** Start THE DATA **
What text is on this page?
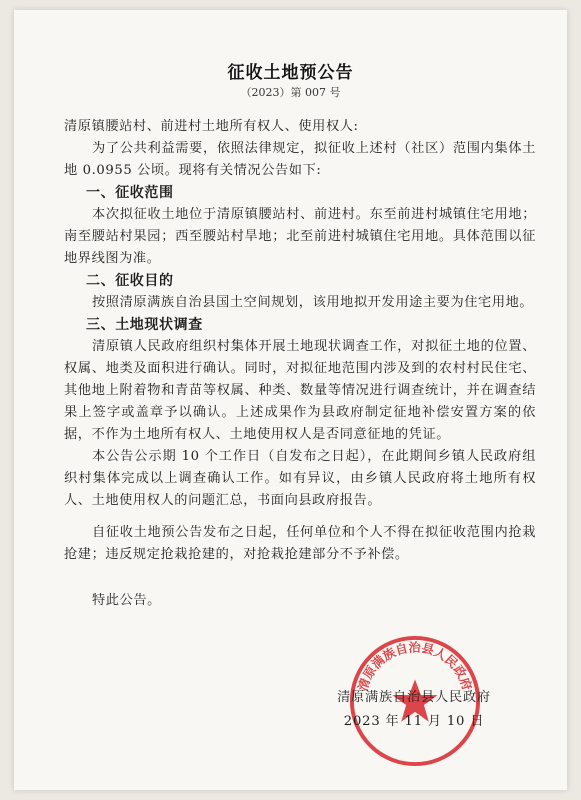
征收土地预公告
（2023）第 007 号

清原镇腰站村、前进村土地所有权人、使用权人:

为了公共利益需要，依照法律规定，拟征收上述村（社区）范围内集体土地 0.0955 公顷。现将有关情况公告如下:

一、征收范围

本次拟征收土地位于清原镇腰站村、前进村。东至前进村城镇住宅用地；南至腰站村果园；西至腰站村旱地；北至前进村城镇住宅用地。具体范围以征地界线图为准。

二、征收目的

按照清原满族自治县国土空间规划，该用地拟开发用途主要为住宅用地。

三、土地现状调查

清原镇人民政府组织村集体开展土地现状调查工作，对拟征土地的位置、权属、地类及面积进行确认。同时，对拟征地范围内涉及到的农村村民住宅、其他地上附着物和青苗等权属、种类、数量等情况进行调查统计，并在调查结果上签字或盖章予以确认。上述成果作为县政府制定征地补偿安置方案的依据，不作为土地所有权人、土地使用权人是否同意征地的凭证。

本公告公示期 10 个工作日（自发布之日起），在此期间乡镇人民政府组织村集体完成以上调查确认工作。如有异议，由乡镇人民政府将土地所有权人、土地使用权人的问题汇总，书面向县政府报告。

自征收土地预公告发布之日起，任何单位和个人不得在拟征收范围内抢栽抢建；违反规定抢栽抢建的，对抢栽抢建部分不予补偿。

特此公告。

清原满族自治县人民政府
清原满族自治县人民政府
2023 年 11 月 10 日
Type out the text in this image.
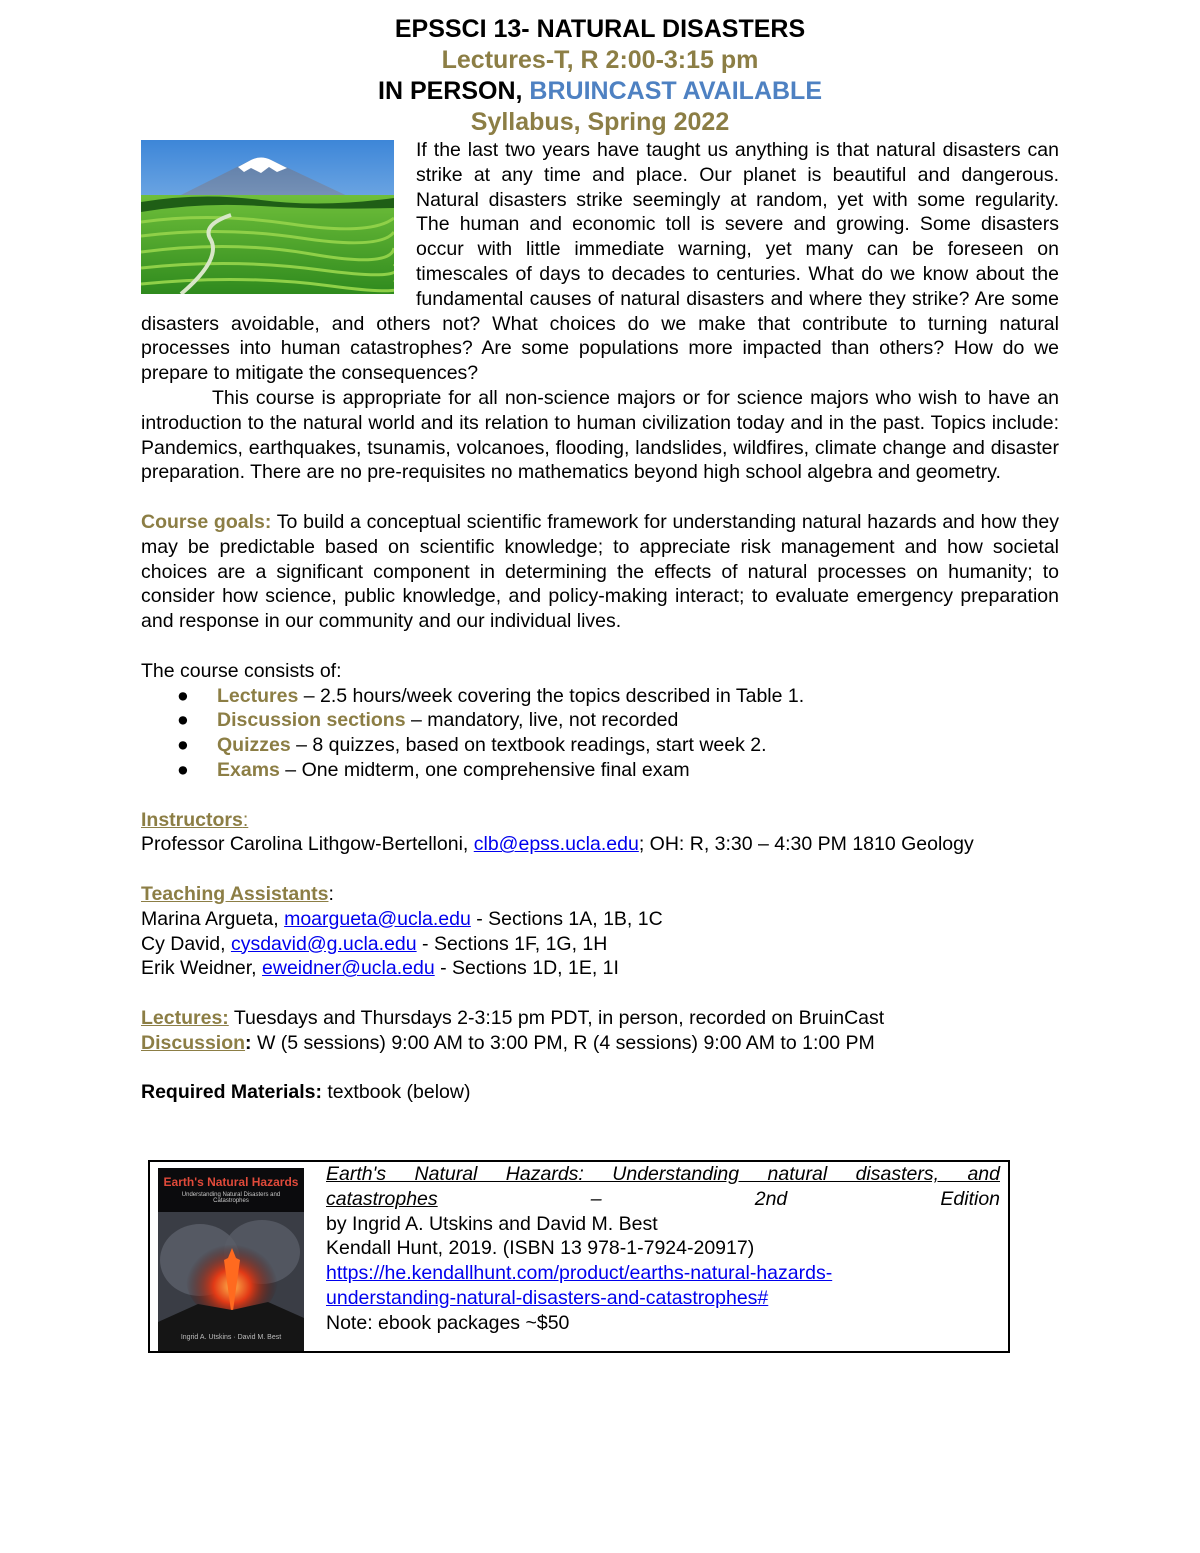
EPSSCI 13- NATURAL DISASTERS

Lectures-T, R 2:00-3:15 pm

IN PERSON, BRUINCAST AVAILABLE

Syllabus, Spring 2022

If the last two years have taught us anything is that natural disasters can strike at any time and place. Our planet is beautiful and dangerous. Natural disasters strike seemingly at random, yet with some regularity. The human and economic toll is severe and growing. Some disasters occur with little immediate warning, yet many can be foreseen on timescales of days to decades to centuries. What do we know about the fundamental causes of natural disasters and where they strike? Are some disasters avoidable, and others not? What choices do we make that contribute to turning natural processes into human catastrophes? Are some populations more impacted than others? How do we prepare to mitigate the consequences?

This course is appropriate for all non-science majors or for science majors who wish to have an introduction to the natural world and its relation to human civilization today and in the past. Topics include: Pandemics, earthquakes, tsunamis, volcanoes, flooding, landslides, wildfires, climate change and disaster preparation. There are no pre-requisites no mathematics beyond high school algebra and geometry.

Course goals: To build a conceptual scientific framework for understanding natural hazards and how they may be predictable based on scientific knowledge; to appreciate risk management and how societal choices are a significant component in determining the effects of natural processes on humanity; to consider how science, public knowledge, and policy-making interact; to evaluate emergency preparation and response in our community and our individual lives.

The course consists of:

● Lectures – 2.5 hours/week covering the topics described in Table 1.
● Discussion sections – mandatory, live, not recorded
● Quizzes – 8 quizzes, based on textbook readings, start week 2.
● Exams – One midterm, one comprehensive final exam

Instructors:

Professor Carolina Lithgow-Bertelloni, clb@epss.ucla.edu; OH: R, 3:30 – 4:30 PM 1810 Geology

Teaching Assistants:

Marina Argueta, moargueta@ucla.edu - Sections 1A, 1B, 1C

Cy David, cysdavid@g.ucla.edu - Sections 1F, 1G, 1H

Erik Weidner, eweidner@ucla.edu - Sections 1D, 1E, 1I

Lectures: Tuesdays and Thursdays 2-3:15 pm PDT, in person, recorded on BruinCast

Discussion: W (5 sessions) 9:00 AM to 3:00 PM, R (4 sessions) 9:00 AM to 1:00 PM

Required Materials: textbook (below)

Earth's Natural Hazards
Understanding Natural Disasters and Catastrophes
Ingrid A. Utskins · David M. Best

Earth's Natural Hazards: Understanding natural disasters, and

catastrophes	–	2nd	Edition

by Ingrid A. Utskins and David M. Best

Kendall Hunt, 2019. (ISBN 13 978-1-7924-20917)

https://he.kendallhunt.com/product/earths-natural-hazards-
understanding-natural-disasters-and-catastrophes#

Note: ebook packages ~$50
** End THE DATA **
** Start THE DATA **
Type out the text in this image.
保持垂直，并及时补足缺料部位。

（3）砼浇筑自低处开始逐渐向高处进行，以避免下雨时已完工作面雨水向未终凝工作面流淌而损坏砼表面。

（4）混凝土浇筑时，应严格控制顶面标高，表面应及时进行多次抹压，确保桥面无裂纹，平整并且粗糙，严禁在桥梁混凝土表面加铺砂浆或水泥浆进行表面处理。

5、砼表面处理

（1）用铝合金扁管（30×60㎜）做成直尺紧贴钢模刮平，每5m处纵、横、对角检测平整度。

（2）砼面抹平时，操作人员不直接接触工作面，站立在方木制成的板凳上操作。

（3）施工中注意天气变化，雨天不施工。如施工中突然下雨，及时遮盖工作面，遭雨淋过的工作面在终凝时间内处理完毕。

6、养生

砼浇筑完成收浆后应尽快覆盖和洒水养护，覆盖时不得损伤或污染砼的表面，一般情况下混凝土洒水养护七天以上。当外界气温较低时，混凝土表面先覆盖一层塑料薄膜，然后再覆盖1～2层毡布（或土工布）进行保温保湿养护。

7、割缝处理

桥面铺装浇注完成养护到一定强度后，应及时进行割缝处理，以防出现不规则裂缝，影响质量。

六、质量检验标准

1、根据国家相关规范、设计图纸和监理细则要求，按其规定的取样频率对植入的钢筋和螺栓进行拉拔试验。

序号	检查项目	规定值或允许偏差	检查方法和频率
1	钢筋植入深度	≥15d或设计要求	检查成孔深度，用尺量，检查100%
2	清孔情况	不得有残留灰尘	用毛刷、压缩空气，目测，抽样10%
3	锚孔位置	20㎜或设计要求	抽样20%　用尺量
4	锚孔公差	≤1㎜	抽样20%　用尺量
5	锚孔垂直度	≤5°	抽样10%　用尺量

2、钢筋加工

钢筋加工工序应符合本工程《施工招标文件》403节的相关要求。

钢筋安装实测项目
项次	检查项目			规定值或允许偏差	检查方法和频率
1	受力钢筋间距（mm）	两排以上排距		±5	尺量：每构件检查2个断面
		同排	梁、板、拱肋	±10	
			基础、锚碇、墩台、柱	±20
** End THE DATA **
### [OBJECTIVE]
Count the lines of the data that include the string "What", and give only that number.

### [RESPONSE TO THIS EXERCISE]
2